* What to work on: Select all lines with the string "Method" in them, and copy those lines.

* Records for processing:
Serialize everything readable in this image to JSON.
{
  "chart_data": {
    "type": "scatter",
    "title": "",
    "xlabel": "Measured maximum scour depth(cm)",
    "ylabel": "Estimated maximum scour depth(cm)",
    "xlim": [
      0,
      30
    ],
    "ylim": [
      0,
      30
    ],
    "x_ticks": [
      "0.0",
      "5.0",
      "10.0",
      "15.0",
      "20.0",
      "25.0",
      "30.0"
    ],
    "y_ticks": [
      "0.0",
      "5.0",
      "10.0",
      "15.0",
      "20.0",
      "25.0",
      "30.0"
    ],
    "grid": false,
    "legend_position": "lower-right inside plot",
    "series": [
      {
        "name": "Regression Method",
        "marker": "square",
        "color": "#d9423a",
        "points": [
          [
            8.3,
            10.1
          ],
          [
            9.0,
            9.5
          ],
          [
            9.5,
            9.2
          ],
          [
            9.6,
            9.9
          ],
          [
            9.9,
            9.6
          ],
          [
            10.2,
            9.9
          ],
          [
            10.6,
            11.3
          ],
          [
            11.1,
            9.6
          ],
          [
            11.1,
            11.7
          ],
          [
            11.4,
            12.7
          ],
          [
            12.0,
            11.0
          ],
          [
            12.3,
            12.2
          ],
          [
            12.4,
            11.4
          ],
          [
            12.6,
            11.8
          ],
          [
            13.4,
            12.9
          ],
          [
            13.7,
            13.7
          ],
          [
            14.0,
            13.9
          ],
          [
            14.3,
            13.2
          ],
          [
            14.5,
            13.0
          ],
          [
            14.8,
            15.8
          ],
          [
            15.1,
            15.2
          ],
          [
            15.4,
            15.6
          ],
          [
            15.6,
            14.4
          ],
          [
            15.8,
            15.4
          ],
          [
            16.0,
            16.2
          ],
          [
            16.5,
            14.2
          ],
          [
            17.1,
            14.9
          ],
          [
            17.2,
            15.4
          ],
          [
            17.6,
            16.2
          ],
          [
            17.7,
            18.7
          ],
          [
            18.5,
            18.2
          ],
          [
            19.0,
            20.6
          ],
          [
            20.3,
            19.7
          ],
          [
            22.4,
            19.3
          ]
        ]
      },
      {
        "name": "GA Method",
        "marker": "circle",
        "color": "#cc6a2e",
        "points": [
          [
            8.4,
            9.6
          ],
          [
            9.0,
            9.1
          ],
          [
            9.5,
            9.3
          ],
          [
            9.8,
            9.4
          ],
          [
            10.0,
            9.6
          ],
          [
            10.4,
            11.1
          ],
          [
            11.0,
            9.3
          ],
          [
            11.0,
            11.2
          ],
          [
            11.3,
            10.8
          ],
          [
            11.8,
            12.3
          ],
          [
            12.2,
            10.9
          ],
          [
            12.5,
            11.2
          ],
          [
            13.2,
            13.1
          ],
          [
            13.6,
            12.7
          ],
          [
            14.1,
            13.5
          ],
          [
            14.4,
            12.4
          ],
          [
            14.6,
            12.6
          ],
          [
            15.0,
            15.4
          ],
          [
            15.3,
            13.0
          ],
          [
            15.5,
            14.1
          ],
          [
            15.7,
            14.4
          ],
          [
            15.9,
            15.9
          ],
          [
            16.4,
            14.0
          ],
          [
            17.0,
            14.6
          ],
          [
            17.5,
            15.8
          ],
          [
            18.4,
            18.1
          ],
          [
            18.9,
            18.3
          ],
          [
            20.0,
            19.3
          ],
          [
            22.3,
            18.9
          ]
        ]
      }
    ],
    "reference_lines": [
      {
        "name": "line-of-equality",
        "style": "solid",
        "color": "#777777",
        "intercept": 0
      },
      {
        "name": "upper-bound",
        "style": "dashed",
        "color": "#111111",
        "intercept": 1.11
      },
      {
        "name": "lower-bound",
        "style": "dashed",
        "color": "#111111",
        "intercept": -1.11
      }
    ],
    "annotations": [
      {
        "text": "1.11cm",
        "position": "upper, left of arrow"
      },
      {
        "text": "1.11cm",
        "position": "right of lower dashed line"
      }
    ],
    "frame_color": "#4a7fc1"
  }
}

* Correct result:
        "name": "Regression Method",
        "name": "GA Method",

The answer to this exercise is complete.